Stated task: Please output the lines shown below exactly as they appear.

Supplied records:
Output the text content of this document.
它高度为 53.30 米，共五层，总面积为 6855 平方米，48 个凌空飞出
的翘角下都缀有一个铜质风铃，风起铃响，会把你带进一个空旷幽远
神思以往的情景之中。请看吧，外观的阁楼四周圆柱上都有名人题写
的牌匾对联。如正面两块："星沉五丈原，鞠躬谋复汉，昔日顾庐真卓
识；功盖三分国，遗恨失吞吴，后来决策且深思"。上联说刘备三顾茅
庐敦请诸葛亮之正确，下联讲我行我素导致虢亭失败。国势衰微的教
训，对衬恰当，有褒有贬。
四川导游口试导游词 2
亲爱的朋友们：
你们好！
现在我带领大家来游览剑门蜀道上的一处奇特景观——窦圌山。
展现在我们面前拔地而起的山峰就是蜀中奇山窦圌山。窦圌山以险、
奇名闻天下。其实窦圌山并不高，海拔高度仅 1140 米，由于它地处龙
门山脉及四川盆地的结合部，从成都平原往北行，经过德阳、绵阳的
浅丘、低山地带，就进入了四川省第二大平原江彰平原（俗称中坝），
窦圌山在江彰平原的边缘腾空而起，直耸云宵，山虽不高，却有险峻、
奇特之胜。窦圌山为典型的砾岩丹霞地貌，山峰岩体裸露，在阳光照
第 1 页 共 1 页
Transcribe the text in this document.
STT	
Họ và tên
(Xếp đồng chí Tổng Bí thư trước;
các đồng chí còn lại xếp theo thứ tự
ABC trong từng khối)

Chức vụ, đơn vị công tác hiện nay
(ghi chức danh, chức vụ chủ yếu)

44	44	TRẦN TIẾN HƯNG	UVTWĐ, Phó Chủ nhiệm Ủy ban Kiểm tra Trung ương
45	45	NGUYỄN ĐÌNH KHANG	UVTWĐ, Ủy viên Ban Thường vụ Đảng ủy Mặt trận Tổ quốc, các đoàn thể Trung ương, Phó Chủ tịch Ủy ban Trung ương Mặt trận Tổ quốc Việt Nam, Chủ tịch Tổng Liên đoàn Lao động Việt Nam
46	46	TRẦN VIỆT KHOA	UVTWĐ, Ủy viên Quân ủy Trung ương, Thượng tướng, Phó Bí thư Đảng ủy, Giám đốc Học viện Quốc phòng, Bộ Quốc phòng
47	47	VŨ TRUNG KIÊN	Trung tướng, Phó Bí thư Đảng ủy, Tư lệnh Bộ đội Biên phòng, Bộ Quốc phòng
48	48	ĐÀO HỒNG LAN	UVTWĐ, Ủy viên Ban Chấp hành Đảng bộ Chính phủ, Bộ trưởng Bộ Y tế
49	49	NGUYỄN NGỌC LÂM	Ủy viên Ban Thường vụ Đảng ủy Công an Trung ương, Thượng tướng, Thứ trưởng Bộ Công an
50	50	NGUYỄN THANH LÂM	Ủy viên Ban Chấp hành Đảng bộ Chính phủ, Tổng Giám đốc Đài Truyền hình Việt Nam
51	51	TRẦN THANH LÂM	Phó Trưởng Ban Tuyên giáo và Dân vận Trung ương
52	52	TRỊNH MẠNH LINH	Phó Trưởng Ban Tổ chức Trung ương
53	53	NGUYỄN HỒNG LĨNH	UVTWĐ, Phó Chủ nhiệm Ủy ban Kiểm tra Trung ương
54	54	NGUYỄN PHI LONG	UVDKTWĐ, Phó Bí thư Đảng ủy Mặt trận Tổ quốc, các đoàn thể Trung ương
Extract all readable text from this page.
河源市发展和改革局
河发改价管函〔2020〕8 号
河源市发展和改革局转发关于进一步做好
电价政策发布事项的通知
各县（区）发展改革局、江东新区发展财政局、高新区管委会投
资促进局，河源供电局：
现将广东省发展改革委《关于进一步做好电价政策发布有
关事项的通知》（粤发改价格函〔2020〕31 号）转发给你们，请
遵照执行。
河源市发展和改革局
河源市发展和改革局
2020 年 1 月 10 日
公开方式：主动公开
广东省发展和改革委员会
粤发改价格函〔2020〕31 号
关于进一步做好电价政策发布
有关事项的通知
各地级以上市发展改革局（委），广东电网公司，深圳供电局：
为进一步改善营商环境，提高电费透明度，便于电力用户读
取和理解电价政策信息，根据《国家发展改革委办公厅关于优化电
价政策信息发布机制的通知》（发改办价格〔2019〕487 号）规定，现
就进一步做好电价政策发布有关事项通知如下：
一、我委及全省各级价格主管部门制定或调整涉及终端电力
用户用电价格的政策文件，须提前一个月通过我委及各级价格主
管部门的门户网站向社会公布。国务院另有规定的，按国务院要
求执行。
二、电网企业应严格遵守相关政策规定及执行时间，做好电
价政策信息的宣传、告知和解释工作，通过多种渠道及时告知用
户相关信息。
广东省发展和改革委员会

Answer to the problem:
Output the text content of this document.
它高度为 53.30 米，共五层，总面积为 6855 平方米，48 个凌空飞出
的翘角下都缀有一个铜质风铃，风起铃响，会把你带进一个空旷幽远
神思以往的情景之中。请看吧，外观的阁楼四周圆柱上都有名人题写
的牌匾对联。如正面两块："星沉五丈原，鞠躬谋复汉，昔日顾庐真卓
识；功盖三分国，遗恨失吞吴，后来决策且深思"。上联说刘备三顾茅
庐敦请诸葛亮之正确，下联讲我行我素导致虢亭失败。国势衰微的教
训，对衬恰当，有褒有贬。
四川导游口试导游词 2
亲爱的朋友们：
你们好！
现在我带领大家来游览剑门蜀道上的一处奇特景观——窦圌山。
展现在我们面前拔地而起的山峰就是蜀中奇山窦圌山。窦圌山以险、
奇名闻天下。其实窦圌山并不高，海拔高度仅 1140 米，由于它地处龙
门山脉及四川盆地的结合部，从成都平原往北行，经过德阳、绵阳的
浅丘、低山地带，就进入了四川省第二大平原江彰平原（俗称中坝），
窦圌山在江彰平原的边缘腾空而起，直耸云宵，山虽不高，却有险峻、
奇特之胜。窦圌山为典型的砾岩丹霞地貌，山峰岩体裸露，在阳光照
第 1 页 共 1 页
Transcribe the text in this document.
STT	
Họ và tên
(Xếp đồng chí Tổng Bí thư trước;
các đồng chí còn lại xếp theo thứ tự
ABC trong từng khối)

Chức vụ, đơn vị công tác hiện nay
(ghi chức danh, chức vụ chủ yếu)

44	44	TRẦN TIẾN HƯNG	UVTWĐ, Phó Chủ nhiệm Ủy ban Kiểm tra Trung ương
45	45	NGUYỄN ĐÌNH KHANG	UVTWĐ, Ủy viên Ban Thường vụ Đảng ủy Mặt trận Tổ quốc, các đoàn thể Trung ương, Phó Chủ tịch Ủy ban Trung ương Mặt trận Tổ quốc Việt Nam, Chủ tịch Tổng Liên đoàn Lao động Việt Nam
46	46	TRẦN VIỆT KHOA	UVTWĐ, Ủy viên Quân ủy Trung ương, Thượng tướng, Phó Bí thư Đảng ủy, Giám đốc Học viện Quốc phòng, Bộ Quốc phòng
47	47	VŨ TRUNG KIÊN	Trung tướng, Phó Bí thư Đảng ủy, Tư lệnh Bộ đội Biên phòng, Bộ Quốc phòng
48	48	ĐÀO HỒNG LAN	UVTWĐ, Ủy viên Ban Chấp hành Đảng bộ Chính phủ, Bộ trưởng Bộ Y tế
49	49	NGUYỄN NGỌC LÂM	Ủy viên Ban Thường vụ Đảng ủy Công an Trung ương, Thượng tướng, Thứ trưởng Bộ Công an
50	50	NGUYỄN THANH LÂM	Ủy viên Ban Chấp hành Đảng bộ Chính phủ, Tổng Giám đốc Đài Truyền hình Việt Nam
51	51	TRẦN THANH LÂM	Phó Trưởng Ban Tuyên giáo và Dân vận Trung ương
52	52	TRỊNH MẠNH LINH	Phó Trưởng Ban Tổ chức Trung ương
53	53	NGUYỄN HỒNG LĨNH	UVTWĐ, Phó Chủ nhiệm Ủy ban Kiểm tra Trung ương
54	54	NGUYỄN PHI LONG	UVDKTWĐ, Phó Bí thư Đảng ủy Mặt trận Tổ quốc, các đoàn thể Trung ương
Extract all readable text from this page.
河源市发展和改革局
河发改价管函〔2020〕8 号
河源市发展和改革局转发关于进一步做好
电价政策发布事项的通知
各县（区）发展改革局、江东新区发展财政局、高新区管委会投
资促进局，河源供电局：
现将广东省发展改革委《关于进一步做好电价政策发布有
关事项的通知》（粤发改价格函〔2020〕31 号）转发给你们，请
遵照执行。
河源市发展和改革局
河源市发展和改革局
2020 年 1 月 10 日
公开方式：主动公开
广东省发展和改革委员会
粤发改价格函〔2020〕31 号
关于进一步做好电价政策发布
有关事项的通知
各地级以上市发展改革局（委），广东电网公司，深圳供电局：
为进一步改善营商环境，提高电费透明度，便于电力用户读
取和理解电价政策信息，根据《国家发展改革委办公厅关于优化电
价政策信息发布机制的通知》（发改办价格〔2019〕487 号）规定，现
就进一步做好电价政策发布有关事项通知如下：
一、我委及全省各级价格主管部门制定或调整涉及终端电力
用户用电价格的政策文件，须提前一个月通过我委及各级价格主
管部门的门户网站向社会公布。国务院另有规定的，按国务院要
求执行。
二、电网企业应严格遵守相关政策规定及执行时间，做好电
价政策信息的宣传、告知和解释工作，通过多种渠道及时告知用
户相关信息。
广东省发展和改革委员会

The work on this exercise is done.